Items from a data source
═══

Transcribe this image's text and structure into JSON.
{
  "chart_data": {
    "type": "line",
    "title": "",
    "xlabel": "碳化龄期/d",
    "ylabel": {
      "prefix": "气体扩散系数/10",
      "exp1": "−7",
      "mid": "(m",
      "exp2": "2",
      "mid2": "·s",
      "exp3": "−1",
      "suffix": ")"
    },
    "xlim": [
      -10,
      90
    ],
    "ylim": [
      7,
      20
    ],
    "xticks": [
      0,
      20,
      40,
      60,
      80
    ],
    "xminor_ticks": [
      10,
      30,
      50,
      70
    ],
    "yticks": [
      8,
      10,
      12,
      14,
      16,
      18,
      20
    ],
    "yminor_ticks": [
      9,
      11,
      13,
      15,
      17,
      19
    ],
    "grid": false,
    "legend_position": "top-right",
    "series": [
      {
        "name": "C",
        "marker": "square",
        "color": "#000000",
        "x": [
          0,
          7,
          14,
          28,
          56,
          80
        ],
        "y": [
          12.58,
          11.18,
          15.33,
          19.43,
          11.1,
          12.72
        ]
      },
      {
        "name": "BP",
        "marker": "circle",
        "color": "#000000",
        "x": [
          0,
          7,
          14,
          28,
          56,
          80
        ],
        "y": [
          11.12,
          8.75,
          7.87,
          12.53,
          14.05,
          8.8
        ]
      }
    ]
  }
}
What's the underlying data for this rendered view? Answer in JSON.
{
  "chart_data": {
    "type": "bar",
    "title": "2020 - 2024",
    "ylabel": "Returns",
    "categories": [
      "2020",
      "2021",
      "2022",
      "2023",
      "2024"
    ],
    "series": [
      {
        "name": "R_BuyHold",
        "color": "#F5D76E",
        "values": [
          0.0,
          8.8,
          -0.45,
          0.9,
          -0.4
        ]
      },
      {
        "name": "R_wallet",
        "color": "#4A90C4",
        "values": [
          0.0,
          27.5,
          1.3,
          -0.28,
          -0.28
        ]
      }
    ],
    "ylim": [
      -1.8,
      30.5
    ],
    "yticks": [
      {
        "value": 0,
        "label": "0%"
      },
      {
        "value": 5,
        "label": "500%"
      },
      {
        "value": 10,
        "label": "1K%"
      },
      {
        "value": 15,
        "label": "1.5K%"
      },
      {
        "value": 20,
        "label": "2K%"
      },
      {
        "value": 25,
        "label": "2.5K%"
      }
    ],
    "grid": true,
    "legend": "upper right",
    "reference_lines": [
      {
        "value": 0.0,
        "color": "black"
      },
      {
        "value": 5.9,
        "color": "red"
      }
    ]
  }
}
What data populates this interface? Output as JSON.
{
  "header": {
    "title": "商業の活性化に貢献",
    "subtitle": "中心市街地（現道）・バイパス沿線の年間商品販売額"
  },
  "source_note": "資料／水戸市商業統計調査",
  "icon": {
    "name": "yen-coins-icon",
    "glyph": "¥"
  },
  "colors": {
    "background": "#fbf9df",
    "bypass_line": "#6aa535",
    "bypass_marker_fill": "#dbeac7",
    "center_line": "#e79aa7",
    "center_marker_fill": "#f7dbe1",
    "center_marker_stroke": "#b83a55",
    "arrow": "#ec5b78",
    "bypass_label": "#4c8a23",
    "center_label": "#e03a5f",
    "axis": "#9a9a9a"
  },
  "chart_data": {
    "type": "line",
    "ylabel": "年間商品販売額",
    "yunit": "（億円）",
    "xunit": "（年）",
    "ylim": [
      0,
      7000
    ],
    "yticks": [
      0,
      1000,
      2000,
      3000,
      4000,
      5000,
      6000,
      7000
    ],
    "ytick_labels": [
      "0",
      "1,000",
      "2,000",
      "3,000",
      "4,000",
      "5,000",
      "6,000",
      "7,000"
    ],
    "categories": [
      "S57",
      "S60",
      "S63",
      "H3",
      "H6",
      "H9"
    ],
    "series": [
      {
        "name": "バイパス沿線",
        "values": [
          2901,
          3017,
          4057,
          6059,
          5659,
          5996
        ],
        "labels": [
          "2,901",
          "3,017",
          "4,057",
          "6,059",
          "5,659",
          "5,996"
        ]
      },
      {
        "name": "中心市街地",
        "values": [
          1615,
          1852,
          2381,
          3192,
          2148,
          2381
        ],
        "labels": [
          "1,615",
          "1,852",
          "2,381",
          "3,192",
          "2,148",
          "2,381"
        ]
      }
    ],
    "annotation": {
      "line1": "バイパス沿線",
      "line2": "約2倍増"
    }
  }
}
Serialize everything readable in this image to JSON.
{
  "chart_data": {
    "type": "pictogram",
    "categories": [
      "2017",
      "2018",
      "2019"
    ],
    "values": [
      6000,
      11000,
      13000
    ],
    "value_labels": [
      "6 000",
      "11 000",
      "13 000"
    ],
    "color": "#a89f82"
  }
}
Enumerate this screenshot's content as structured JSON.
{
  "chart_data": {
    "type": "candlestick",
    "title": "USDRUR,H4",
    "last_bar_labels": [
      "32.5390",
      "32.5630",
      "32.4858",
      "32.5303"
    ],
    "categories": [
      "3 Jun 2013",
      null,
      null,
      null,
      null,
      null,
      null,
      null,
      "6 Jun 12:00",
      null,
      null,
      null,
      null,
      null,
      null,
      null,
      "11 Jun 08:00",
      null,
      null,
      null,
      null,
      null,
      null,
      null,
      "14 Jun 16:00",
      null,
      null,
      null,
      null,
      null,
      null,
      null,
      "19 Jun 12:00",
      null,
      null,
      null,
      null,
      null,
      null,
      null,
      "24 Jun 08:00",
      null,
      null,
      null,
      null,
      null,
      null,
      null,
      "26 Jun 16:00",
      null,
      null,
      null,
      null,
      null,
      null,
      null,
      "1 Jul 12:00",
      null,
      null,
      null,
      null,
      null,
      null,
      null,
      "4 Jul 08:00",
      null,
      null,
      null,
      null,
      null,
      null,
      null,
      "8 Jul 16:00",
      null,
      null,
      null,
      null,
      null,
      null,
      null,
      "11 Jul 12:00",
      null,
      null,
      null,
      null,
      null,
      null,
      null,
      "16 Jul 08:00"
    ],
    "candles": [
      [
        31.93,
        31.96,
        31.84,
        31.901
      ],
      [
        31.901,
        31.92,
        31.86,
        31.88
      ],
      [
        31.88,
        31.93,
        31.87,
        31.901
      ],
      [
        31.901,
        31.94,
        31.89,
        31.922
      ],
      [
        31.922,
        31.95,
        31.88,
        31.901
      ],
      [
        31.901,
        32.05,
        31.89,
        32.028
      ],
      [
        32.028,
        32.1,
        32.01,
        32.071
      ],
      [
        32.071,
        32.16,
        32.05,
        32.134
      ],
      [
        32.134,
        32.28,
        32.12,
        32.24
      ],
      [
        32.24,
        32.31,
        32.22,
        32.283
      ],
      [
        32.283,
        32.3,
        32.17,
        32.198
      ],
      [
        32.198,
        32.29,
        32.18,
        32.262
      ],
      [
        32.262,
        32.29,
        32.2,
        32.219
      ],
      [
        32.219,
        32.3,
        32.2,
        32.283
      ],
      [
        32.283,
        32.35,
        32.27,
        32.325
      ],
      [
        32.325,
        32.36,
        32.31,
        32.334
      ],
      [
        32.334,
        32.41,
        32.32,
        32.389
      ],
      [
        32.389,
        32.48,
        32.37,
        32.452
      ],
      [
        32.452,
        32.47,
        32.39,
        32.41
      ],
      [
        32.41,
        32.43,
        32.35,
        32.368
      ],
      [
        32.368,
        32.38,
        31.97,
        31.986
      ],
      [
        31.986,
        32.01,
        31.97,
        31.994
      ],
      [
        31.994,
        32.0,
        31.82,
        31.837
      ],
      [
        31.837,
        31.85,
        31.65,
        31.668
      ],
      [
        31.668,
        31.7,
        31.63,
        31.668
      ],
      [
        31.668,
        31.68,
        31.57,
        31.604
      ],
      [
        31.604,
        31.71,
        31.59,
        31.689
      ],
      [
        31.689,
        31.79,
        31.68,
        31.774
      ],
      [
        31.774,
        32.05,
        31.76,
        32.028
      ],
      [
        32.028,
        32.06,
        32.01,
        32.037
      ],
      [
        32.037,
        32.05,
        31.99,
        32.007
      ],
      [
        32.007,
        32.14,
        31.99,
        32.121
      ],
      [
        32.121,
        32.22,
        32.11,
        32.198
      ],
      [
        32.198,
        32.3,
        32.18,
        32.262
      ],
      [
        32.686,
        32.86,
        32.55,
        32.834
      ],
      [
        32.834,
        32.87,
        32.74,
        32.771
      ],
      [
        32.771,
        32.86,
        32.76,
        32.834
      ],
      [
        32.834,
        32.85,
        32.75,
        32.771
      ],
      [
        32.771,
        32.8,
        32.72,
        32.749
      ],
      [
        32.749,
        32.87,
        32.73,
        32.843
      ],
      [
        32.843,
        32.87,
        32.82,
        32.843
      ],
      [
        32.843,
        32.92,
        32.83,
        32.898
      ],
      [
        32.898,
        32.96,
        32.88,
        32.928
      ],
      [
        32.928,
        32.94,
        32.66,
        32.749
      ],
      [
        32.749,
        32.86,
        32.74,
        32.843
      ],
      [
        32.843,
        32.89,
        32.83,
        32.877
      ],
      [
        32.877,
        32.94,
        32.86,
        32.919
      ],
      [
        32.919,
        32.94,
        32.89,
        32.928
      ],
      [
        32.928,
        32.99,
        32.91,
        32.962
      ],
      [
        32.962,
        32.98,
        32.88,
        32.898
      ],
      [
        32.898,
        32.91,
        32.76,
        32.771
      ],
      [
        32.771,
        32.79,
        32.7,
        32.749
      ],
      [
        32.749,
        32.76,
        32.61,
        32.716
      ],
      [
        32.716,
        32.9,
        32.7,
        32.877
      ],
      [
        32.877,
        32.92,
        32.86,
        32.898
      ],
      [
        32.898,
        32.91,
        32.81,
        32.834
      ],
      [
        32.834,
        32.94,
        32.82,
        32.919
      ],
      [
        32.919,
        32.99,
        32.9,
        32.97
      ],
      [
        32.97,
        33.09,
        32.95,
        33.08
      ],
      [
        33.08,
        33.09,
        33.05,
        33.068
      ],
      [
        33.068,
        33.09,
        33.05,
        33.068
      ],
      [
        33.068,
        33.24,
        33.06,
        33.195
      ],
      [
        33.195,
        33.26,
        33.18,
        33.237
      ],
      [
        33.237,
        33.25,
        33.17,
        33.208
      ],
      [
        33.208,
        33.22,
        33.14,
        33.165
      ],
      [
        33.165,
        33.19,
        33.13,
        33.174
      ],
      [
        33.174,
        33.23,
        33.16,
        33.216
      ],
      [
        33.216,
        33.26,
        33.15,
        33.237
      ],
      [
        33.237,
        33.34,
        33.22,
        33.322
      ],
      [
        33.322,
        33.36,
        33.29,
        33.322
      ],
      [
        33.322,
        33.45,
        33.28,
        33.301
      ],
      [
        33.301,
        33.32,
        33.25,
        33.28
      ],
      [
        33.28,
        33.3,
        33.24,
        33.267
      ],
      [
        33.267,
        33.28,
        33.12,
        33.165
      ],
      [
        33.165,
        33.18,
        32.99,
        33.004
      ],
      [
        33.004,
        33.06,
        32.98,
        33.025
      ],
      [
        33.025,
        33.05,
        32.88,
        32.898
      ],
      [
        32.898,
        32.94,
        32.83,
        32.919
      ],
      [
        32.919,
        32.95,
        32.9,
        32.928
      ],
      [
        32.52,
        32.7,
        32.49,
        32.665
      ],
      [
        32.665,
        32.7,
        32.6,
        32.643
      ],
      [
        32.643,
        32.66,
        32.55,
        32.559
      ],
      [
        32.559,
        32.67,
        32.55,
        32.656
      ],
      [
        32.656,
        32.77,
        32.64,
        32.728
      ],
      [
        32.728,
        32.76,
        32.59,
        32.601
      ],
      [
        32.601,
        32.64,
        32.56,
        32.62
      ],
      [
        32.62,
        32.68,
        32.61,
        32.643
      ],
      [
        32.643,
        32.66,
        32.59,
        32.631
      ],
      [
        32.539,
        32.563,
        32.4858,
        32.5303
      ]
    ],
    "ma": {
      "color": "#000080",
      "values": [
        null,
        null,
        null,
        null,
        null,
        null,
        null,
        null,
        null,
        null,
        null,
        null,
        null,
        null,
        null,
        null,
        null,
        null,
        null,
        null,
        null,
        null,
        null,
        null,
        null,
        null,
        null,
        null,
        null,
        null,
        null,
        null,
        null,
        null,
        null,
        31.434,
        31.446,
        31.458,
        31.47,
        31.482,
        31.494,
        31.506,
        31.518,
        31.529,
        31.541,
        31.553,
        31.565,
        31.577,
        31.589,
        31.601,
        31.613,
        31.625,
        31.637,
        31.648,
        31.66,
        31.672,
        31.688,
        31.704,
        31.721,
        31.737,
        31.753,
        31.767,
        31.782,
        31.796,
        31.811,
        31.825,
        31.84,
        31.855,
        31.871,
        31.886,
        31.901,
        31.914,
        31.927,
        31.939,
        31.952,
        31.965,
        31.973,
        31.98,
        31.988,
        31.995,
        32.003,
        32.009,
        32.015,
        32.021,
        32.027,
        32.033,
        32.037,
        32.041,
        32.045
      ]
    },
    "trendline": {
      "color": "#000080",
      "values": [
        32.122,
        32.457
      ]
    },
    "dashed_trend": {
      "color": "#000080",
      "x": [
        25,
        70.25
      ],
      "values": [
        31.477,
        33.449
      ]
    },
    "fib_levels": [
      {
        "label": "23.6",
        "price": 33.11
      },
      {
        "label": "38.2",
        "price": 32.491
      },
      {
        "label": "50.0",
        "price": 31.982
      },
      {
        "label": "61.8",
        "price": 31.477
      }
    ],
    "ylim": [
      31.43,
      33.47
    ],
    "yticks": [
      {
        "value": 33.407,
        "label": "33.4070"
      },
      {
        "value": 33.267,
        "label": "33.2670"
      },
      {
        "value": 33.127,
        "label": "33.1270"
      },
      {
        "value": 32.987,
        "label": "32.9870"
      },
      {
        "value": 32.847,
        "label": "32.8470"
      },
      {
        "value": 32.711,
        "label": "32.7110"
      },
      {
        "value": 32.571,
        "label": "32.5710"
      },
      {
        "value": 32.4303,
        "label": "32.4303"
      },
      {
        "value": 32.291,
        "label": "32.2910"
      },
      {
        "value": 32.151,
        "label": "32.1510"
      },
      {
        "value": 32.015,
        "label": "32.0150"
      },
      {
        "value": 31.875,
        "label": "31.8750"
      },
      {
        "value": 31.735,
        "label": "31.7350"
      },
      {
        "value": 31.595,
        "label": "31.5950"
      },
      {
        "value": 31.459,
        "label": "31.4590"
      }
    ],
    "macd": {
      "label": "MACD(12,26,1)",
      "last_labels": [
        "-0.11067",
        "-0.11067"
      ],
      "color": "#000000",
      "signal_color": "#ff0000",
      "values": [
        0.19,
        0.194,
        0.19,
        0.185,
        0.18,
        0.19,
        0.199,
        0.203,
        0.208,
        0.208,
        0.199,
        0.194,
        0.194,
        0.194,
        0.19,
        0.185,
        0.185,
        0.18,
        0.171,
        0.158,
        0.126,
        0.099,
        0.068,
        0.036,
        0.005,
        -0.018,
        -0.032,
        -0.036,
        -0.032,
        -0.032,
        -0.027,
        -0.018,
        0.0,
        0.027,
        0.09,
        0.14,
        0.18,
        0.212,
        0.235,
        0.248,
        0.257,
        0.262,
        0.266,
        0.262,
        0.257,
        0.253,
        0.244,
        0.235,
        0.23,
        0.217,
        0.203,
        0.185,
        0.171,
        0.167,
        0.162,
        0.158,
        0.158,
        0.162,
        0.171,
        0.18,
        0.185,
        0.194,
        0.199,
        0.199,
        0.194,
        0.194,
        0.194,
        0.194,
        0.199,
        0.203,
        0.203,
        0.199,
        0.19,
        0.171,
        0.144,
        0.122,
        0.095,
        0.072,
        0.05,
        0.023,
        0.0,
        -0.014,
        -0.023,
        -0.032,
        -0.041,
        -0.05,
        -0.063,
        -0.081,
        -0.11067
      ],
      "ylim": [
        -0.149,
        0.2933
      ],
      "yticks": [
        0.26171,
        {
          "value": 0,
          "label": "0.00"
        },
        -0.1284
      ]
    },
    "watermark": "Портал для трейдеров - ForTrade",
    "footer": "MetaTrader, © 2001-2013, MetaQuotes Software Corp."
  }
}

═══

**PROBLEM:**
Pull out every line above that holds the word "JSON".

**FULL RESPONSE:**
Transcribe this image's text and structure into JSON.
What's the underlying data for this rendered view? Answer in JSON.
What data populates this interface? Output as JSON.
Serialize everything readable in this image to JSON.
Enumerate this screenshot's content as structured JSON.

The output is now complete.